BEGIN Source text

Judgments
Judgments
  1. Home
  2. /
  3. High Court Of Judicature at Allahabad
  4. /
  5. 2019
  6. /
  7. January

Awadhesh Kumar Yadav vs State Of U P And Ors

High Court Of Judicature at Allahabad|30 July, 2019
|

JUDGMENT / ORDER

Court No. - 2
Case :- WRIT - A No. - 39480 of 2016
Petitioner :- Awadhesh Kumar Yadav
Respondent :- State Of U.P. And 3 Ors.
Counsel for Petitioner :- Dinesh Kumar Verma,Ranjit Saxena
Counsel for Respondent :- C.S.C.
Hon'ble Suneet Kumar,J.
Heard Sri Ranjeet Saxena, learned counsel appearing for the petitioner and learned standing counsel for the respondent-State.
Learned standing counsel, at the outset, submits that the impugned order is appealable. Learned counsel appearing for the petitioner submits that the petitioner has retired on attaining the age of superannuation, therefore, the petition be heard and decided finally.
Petitioner, a Stenographer in the Forest Department, came to be served with a charge sheet dated 29.09.2015 while he was posted at Aligarh. The charge levelled against the petitioner is that during 4 November 2000 to 12 July 2011 while working as Stenographer at Etah Forest Division, petitioner without permission of the competent authority while renewing saw mill license he changed the place of establishment of the saw mills. Petitioner by filing reply to the charge sheet on 9 November 2015 denied the allegations. It was contended that the petitioner being a Stenographer was not competent to renew of the license, and the place of establishment of the saw mill was changed on the oral direction of the superior officers which was duly complied. The orders of the saw mills was duly signed by the competent authority, therefore, it was contended that the petitioner cannot be held responsible for the manipulation alleged that the petitioner benefited the saw mill owners. The Divisional Forest Officer/Enquiry Officer upon considering the reply and evidences in support of the charge submitted the enquiry report dated 22 June 2016, to the Forest Conservator, holding that the charge levelled against the petitioner was found proved. A show cause notice 27 June 2016 came to be issued to the petitioner along with copy of the enquiry report to submit his reply/objection. The petitioner filed his objection on 29 June 2016 reiterating the stand taken by the petitioner in reply to the charge sheet. The third respondent- Disciplinary Authority- Forest Conservator, Aligarh Circle, Aligarh by the impugned order dated 29 June 2016 affirmed the finding returned by the Enquiry Officer and imposed punishment withholding three increments permanently.

END Source text
BEGIN Data rows

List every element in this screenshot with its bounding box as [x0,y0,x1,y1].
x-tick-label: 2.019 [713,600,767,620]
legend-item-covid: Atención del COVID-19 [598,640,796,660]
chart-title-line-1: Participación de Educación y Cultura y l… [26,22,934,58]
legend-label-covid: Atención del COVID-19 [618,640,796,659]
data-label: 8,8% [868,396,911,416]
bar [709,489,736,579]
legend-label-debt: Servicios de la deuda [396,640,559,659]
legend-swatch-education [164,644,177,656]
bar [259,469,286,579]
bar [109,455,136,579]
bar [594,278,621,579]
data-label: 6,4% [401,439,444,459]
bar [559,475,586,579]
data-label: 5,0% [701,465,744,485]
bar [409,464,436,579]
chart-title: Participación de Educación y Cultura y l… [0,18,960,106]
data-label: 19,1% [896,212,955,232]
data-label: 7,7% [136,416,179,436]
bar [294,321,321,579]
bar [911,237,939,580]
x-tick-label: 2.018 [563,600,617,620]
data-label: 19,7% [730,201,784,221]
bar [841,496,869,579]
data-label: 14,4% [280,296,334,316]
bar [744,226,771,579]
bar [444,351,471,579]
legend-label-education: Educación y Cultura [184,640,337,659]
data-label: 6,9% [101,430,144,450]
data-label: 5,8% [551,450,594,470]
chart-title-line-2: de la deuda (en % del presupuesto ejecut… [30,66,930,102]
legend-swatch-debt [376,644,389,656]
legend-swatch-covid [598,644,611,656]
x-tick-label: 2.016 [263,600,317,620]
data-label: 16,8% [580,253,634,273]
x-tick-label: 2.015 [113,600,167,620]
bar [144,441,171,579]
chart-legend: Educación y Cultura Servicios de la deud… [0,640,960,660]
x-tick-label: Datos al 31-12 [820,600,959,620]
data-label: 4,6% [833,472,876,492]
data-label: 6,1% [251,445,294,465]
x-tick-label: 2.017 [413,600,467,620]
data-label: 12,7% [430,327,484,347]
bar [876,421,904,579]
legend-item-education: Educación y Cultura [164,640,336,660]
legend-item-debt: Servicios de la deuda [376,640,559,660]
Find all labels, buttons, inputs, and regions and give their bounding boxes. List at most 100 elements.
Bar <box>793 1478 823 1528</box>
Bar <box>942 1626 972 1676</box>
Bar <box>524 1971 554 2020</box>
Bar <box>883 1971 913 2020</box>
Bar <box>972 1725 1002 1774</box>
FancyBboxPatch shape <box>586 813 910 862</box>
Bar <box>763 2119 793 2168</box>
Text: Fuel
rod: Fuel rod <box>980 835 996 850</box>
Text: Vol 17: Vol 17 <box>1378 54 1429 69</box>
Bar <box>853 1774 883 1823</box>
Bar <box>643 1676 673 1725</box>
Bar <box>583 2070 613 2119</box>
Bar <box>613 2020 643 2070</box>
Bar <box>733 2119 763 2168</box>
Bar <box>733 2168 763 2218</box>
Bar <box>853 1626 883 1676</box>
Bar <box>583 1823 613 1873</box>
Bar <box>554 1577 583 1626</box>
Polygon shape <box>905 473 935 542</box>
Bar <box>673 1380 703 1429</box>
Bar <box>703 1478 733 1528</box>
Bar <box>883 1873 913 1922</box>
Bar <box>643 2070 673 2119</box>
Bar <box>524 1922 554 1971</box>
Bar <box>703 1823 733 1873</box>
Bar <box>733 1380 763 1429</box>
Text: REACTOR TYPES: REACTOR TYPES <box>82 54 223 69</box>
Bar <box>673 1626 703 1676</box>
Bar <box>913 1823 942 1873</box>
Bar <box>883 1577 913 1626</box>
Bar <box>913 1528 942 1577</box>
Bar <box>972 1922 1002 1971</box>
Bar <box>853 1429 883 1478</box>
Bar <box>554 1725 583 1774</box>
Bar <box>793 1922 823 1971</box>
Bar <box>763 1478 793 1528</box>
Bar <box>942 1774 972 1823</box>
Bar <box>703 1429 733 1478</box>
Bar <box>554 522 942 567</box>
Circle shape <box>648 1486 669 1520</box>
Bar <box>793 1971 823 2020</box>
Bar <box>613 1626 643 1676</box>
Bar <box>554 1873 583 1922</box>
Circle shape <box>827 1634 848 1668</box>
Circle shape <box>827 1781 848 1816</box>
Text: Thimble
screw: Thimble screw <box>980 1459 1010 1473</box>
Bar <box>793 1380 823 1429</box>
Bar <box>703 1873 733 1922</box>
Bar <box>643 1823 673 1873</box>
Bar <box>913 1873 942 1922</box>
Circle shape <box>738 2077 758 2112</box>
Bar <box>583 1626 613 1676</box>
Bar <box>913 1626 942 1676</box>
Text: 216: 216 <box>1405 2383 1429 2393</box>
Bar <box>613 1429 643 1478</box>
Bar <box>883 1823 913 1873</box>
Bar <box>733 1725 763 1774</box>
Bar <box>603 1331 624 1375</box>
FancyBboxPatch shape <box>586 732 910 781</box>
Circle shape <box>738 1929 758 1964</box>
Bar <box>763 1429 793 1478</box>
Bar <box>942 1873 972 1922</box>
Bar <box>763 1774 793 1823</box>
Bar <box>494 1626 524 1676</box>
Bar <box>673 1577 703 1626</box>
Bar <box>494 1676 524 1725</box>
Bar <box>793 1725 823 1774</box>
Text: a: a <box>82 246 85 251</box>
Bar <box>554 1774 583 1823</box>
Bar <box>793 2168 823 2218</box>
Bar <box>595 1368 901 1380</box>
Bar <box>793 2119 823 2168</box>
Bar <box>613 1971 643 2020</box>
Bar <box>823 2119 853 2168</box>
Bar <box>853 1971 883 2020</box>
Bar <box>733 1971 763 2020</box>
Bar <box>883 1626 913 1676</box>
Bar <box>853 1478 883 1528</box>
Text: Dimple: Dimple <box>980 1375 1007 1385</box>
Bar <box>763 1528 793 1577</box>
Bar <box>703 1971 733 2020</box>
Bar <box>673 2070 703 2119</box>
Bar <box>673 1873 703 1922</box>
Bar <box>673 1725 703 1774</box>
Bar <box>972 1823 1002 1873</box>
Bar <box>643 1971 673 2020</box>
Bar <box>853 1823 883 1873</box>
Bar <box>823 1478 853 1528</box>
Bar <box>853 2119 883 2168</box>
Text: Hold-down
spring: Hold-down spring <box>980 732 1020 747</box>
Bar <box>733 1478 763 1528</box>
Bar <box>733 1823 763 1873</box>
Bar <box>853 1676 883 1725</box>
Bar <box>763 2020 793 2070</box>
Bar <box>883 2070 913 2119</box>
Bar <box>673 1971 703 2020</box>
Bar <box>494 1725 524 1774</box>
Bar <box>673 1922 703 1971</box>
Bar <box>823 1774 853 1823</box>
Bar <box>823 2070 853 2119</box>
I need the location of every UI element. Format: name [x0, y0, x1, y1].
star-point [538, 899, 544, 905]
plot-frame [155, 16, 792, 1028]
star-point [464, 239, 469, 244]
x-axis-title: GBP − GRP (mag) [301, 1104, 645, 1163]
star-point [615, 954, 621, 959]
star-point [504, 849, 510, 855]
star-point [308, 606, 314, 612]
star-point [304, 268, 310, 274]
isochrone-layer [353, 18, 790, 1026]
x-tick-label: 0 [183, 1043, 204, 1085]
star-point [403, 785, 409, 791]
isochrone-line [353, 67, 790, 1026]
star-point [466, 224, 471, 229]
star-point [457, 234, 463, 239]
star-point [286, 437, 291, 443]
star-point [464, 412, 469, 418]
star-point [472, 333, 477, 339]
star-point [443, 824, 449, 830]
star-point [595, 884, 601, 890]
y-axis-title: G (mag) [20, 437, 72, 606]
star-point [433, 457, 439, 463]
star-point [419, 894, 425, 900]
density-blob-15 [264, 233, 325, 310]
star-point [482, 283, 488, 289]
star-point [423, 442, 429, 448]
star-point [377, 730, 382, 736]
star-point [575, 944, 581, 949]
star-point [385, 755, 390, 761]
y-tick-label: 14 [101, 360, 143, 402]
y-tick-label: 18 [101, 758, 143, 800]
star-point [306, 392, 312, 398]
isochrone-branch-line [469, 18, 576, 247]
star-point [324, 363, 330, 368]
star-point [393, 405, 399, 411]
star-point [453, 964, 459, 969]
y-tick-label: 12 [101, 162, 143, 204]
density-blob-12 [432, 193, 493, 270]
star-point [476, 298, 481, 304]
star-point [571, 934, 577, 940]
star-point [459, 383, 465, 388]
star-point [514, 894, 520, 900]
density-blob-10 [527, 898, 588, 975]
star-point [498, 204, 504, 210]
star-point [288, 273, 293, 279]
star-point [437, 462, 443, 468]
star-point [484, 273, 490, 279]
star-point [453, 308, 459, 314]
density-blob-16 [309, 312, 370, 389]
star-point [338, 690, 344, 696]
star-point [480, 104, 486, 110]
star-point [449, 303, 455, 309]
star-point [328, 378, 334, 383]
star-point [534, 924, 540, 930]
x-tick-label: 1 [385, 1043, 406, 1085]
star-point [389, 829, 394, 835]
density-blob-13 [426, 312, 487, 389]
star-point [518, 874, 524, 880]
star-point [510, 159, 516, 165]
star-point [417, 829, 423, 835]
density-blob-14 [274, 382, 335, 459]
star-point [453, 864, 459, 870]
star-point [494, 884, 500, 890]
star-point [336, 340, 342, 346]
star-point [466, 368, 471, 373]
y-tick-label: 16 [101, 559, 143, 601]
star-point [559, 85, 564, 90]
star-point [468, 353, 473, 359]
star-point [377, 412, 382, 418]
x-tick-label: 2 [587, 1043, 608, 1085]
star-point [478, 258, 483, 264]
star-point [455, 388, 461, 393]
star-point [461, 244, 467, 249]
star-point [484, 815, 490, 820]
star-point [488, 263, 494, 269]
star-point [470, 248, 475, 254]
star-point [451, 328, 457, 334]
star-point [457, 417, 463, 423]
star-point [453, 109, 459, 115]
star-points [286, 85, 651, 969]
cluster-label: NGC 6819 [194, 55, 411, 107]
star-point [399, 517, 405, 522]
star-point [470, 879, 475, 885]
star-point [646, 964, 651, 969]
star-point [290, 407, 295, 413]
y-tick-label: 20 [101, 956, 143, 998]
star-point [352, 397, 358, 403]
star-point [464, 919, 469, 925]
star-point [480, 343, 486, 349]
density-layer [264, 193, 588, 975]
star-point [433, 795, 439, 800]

END Data rows

▶ [Tasks to carry out]
a: Translate into Spanish this sentence from the judgment: "Petitioner by filing reply to the charge sheet on 9 November 2015 denied the allegations."
b: Reproduce word for word the part of the judgment that opens with the words containing "Awadhesh Kumar Yadav vs" and closes with "Respondent :- C.S.C.".
c: Answer these questions from the judgment:
(i) What post did the petitioner hold in the Forest Department?
(ii) What is the date of the enquiry report?
(iii) What punishment did the Disciplinary Authority impose?

▶ [Answer list]
a: El peticionario, mediante la presentación de una respuesta al pliego de cargos el 9 de noviembre de 2015, negó las acusaciones.

b:
Awadhesh Kumar Yadav vs State Of U P And Ors

High Court Of Judicature at Allahabad|30 July, 2019
|

JUDGMENT / ORDER

Court No. - 2
Case :- WRIT - A No. - 39480 of 2016
Petitioner :- Awadhesh Kumar Yadav
Respondent :- State Of U.P. And 3 Ors.
Counsel for Petitioner :- Dinesh Kumar Verma,Ranjit Saxena
Counsel for Respondent :- C.S.C.

c:
(i) Stenographer
(ii) 22 June 2016
(iii) Withholding three increments permanently